__Given records__:
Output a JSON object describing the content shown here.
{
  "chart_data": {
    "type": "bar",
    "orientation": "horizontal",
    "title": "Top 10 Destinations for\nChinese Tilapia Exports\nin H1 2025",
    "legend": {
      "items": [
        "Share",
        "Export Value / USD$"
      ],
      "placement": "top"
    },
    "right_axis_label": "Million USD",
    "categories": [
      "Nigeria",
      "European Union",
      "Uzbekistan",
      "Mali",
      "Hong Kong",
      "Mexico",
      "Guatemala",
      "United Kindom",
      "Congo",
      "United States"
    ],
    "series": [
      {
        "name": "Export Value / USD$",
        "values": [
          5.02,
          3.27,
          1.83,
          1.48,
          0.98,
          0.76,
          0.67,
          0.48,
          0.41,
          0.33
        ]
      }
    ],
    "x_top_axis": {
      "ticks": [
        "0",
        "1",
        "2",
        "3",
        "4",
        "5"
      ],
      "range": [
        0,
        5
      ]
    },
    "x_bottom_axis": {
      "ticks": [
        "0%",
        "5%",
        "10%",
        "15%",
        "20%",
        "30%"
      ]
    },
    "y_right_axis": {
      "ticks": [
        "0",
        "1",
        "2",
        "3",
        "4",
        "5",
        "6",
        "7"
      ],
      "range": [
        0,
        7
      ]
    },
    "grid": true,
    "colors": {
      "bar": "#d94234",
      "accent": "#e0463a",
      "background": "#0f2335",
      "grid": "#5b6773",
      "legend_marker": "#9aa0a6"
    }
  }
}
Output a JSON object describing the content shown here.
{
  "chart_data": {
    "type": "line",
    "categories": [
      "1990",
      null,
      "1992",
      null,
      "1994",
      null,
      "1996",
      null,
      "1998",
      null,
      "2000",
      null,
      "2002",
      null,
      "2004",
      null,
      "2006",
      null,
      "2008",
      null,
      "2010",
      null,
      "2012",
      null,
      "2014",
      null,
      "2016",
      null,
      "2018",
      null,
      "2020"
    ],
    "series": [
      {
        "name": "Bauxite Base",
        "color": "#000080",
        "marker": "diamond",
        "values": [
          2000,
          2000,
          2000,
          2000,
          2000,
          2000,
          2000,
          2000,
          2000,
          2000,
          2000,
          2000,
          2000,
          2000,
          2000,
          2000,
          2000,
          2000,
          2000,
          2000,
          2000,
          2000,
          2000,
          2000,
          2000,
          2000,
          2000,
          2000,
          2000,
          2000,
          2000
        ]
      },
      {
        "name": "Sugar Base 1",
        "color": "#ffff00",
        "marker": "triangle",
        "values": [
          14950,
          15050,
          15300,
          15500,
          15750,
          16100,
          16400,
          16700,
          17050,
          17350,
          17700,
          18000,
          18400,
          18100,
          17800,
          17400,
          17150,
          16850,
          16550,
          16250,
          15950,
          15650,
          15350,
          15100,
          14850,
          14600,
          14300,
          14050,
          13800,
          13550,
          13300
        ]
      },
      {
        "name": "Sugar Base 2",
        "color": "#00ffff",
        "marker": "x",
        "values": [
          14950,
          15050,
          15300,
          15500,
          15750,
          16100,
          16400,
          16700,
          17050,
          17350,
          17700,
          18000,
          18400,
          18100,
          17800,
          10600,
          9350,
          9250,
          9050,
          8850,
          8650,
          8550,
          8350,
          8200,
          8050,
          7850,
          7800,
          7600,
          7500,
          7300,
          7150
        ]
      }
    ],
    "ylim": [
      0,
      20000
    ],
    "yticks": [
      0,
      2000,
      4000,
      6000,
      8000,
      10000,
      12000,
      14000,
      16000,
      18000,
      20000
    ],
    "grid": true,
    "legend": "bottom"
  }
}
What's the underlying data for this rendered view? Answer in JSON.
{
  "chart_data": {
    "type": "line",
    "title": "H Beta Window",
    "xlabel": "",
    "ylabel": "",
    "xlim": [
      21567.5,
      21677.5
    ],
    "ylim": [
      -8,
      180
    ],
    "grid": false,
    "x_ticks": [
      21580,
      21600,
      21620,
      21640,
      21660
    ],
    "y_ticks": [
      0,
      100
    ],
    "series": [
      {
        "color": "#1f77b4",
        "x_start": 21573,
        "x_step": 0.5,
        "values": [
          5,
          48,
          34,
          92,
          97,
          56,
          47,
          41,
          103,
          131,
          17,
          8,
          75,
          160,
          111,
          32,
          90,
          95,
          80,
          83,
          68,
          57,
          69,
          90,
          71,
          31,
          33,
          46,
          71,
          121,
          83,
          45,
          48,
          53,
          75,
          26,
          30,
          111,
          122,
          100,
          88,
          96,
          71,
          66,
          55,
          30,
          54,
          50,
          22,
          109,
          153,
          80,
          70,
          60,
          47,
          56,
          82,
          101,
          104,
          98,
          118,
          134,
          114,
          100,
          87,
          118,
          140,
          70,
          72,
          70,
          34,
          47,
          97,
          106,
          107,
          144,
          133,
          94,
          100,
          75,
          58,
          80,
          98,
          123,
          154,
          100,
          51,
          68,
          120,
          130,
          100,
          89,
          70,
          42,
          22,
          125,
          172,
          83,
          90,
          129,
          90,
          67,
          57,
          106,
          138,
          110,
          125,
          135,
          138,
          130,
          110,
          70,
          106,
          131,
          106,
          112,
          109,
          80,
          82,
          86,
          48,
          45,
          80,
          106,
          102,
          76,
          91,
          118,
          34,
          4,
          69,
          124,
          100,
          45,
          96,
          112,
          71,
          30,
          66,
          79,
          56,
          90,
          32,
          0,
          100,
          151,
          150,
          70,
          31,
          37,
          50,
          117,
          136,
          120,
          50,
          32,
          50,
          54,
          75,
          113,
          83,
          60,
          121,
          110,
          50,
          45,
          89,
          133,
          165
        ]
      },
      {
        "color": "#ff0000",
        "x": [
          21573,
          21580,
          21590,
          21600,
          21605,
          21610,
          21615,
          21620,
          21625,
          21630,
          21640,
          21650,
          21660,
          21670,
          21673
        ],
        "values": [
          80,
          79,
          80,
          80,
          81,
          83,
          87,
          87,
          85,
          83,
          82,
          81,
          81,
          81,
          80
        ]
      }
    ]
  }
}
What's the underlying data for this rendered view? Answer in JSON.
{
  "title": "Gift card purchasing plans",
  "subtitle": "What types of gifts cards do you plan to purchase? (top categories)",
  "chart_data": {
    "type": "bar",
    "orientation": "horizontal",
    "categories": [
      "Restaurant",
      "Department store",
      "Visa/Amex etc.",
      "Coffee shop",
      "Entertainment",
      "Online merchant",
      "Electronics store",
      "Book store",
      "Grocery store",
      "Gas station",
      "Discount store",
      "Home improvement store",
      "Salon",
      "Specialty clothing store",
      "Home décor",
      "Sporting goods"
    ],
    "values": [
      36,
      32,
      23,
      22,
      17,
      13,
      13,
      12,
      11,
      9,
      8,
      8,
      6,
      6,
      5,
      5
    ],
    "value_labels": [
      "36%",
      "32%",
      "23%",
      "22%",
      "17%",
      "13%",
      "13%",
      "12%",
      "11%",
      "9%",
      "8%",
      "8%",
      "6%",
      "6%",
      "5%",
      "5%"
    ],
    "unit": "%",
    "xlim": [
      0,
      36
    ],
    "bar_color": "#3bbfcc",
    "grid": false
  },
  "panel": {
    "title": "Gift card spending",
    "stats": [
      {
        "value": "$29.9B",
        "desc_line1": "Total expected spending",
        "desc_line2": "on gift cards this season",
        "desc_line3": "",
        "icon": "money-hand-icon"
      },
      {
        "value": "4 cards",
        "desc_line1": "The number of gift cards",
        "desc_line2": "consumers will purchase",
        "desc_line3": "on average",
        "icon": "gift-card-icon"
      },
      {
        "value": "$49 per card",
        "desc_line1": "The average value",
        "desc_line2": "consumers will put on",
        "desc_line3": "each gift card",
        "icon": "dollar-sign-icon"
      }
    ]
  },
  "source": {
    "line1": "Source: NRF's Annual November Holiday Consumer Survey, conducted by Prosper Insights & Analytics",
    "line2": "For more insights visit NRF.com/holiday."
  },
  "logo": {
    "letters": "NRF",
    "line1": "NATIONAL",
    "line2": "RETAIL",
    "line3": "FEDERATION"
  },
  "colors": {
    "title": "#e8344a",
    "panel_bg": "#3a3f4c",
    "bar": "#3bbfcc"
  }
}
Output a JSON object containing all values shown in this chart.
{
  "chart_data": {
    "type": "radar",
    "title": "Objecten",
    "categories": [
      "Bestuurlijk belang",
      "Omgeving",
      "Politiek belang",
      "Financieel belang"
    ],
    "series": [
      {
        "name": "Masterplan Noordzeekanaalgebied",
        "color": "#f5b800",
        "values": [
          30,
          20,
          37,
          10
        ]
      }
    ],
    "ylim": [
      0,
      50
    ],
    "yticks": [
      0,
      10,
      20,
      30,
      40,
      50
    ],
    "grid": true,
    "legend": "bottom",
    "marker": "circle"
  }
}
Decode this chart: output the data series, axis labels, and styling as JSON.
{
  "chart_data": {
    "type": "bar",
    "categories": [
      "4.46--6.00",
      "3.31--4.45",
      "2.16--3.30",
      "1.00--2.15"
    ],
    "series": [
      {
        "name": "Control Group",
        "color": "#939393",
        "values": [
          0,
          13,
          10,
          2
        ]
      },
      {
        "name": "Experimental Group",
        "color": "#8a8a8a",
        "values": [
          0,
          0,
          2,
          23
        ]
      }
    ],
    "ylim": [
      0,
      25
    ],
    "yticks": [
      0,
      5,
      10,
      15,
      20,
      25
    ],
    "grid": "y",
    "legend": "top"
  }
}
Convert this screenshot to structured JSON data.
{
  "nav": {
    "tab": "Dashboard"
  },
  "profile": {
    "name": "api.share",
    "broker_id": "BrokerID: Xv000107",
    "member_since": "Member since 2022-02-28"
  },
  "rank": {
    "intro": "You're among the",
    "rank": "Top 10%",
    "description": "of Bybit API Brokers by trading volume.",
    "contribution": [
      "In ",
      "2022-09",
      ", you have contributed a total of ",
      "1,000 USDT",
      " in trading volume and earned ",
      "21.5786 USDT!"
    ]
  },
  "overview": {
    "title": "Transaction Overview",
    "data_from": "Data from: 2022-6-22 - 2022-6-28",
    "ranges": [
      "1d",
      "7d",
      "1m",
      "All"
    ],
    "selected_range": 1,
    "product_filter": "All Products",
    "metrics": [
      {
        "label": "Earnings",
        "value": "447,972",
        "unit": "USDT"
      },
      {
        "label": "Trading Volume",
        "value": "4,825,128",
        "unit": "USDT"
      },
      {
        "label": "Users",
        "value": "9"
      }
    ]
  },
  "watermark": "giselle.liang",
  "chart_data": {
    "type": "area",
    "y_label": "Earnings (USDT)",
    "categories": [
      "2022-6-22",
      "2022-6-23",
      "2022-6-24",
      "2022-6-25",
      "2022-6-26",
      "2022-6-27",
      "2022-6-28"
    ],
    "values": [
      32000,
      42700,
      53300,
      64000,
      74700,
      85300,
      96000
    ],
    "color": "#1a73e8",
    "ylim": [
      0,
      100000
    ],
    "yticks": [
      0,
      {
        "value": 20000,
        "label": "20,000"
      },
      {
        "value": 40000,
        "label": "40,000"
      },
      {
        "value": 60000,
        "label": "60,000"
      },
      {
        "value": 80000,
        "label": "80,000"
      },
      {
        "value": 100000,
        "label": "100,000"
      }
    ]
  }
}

__Given task__: In the records above, find each line with the word "icon" and copy it.

__Full solution__:
        "icon": "money-hand-icon"
        "icon": "gift-card-icon"
        "icon": "dollar-sign-icon"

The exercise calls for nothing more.